### [What the exercise asks]
Repeat the data that follows, word for word, without the images.

>> Start Data for processing

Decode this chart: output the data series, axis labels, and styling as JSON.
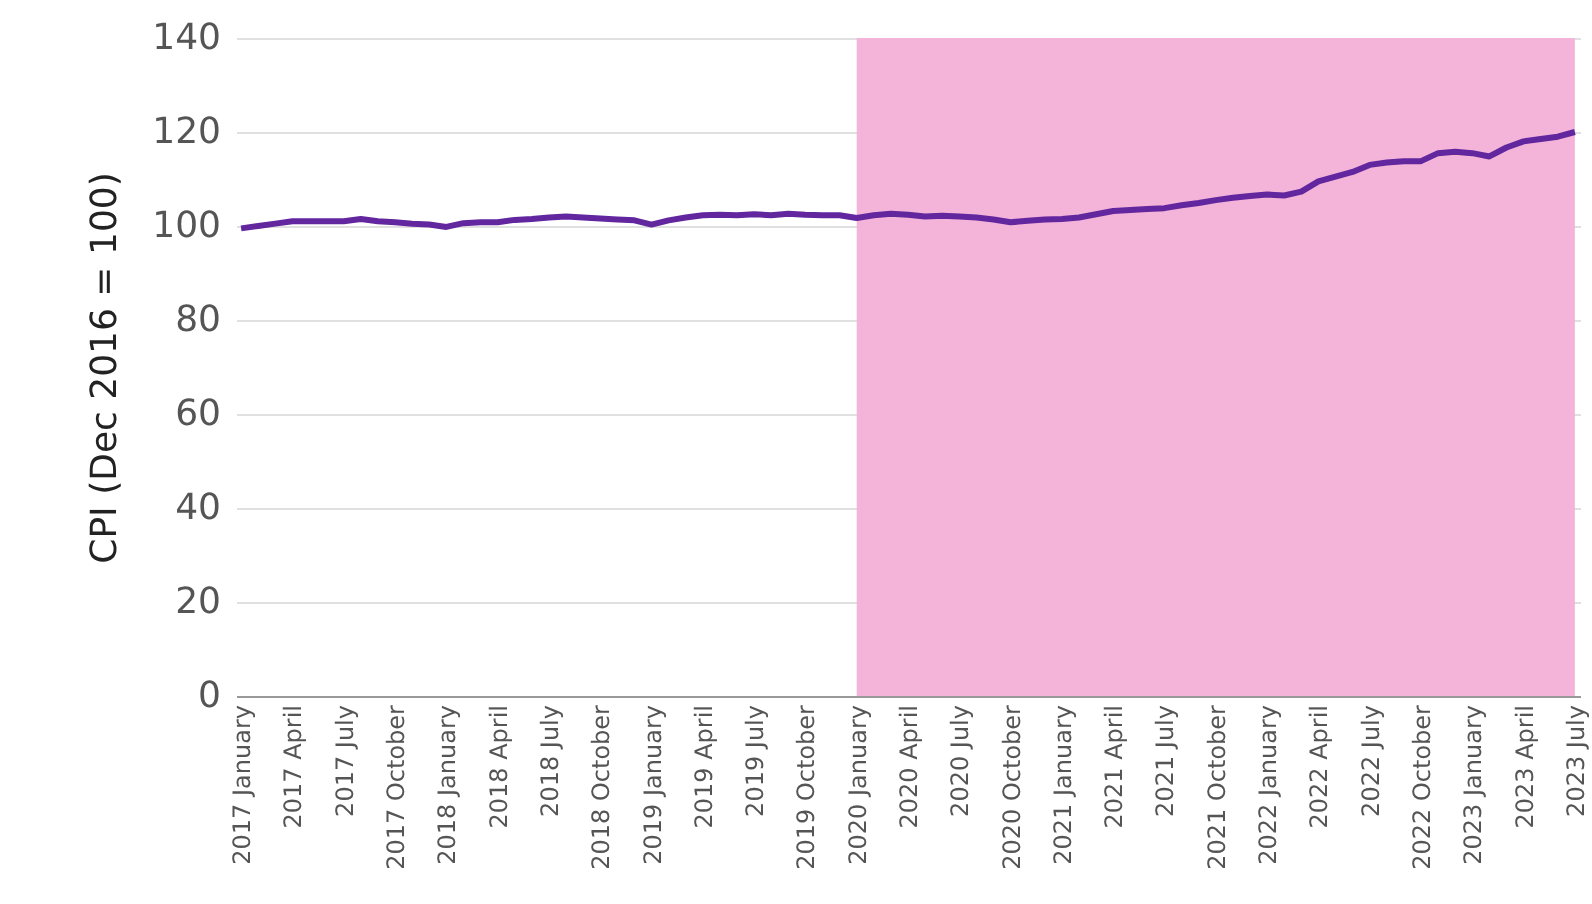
{
  "chart_data": {
    "type": "line",
    "ylabel": "CPI (Dec 2016 = 100)",
    "categories": [
      "2017 January",
      null,
      null,
      "2017 April",
      null,
      null,
      "2017 July",
      null,
      null,
      "2017 October",
      null,
      null,
      "2018 January",
      null,
      null,
      "2018 April",
      null,
      null,
      "2018 July",
      null,
      null,
      "2018 October",
      null,
      null,
      "2019 January",
      null,
      null,
      "2019 April",
      null,
      null,
      "2019 July",
      null,
      null,
      "2019 October",
      null,
      null,
      "2020 January",
      null,
      null,
      "2020 April",
      null,
      null,
      "2020 July",
      null,
      null,
      "2020 October",
      null,
      null,
      "2021 January",
      null,
      null,
      "2021 April",
      null,
      null,
      "2021 July",
      null,
      null,
      "2021 October",
      null,
      null,
      "2022 January",
      null,
      null,
      "2022 April",
      null,
      null,
      "2022 July",
      null,
      null,
      "2022 October",
      null,
      null,
      "2023 January",
      null,
      null,
      "2023 April",
      null,
      null,
      "2023 July"
    ],
    "series": [
      {
        "color": "#62269e",
        "values": [
          99.5,
          100,
          100.5,
          101,
          101,
          101,
          101,
          101.5,
          101,
          100.8,
          100.5,
          100.3,
          99.8,
          100.6,
          100.8,
          100.8,
          101.3,
          101.5,
          101.8,
          102,
          101.8,
          101.6,
          101.4,
          101.2,
          100.3,
          101.2,
          101.8,
          102.3,
          102.4,
          102.3,
          102.5,
          102.3,
          102.6,
          102.4,
          102.3,
          102.3,
          101.7,
          102.3,
          102.6,
          102.4,
          102,
          102.2,
          102,
          101.8,
          101.4,
          100.8,
          101.1,
          101.4,
          101.5,
          101.8,
          102.5,
          103.2,
          103.4,
          103.6,
          103.8,
          104.4,
          104.9,
          105.5,
          106,
          106.4,
          106.7,
          106.5,
          107.3,
          109.5,
          110.5,
          111.5,
          113,
          113.5,
          113.8,
          113.8,
          115.5,
          115.8,
          115.5,
          114.8,
          116.7,
          118,
          118.5,
          119,
          120
        ]
      }
    ],
    "ylim": [
      0,
      140
    ],
    "yticks": [
      0,
      20,
      40,
      60,
      80,
      100,
      120,
      140
    ],
    "grid": "y",
    "bands": [
      {
        "axis": "x",
        "from": "2020 January",
        "to": "2023 July",
        "color": "#f4b3d9"
      }
    ]
  }
}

>> End Data for processing

### [Result of this task]
Decode this chart: output the data series, axis labels, and styling as JSON.
{
  "chart_data": {
    "type": "line",
    "ylabel": "CPI (Dec 2016 = 100)",
    "categories": [
      "2017 January",
      null,
      null,
      "2017 April",
      null,
      null,
      "2017 July",
      null,
      null,
      "2017 October",
      null,
      null,
      "2018 January",
      null,
      null,
      "2018 April",
      null,
      null,
      "2018 July",
      null,
      null,
      "2018 October",
      null,
      null,
      "2019 January",
      null,
      null,
      "2019 April",
      null,
      null,
      "2019 July",
      null,
      null,
      "2019 October",
      null,
      null,
      "2020 January",
      null,
      null,
      "2020 April",
      null,
      null,
      "2020 July",
      null,
      null,
      "2020 October",
      null,
      null,
      "2021 January",
      null,
      null,
      "2021 April",
      null,
      null,
      "2021 July",
      null,
      null,
      "2021 October",
      null,
      null,
      "2022 January",
      null,
      null,
      "2022 April",
      null,
      null,
      "2022 July",
      null,
      null,
      "2022 October",
      null,
      null,
      "2023 January",
      null,
      null,
      "2023 April",
      null,
      null,
      "2023 July"
    ],
    "series": [
      {
        "color": "#62269e",
        "values": [
          99.5,
          100,
          100.5,
          101,
          101,
          101,
          101,
          101.5,
          101,
          100.8,
          100.5,
          100.3,
          99.8,
          100.6,
          100.8,
          100.8,
          101.3,
          101.5,
          101.8,
          102,
          101.8,
          101.6,
          101.4,
          101.2,
          100.3,
          101.2,
          101.8,
          102.3,
          102.4,
          102.3,
          102.5,
          102.3,
          102.6,
          102.4,
          102.3,
          102.3,
          101.7,
          102.3,
          102.6,
          102.4,
          102,
          102.2,
          102,
          101.8,
          101.4,
          100.8,
          101.1,
          101.4,
          101.5,
          101.8,
          102.5,
          103.2,
          103.4,
          103.6,
          103.8,
          104.4,
          104.9,
          105.5,
          106,
          106.4,
          106.7,
          106.5,
          107.3,
          109.5,
          110.5,
          111.5,
          113,
          113.5,
          113.8,
          113.8,
          115.5,
          115.8,
          115.5,
          114.8,
          116.7,
          118,
          118.5,
          119,
          120
        ]
      }
    ],
    "ylim": [
      0,
      140
    ],
    "yticks": [
      0,
      20,
      40,
      60,
      80,
      100,
      120,
      140
    ],
    "grid": "y",
    "bands": [
      {
        "axis": "x",
        "from": "2020 January",
        "to": "2023 July",
        "color": "#f4b3d9"
      }
    ]
  }
}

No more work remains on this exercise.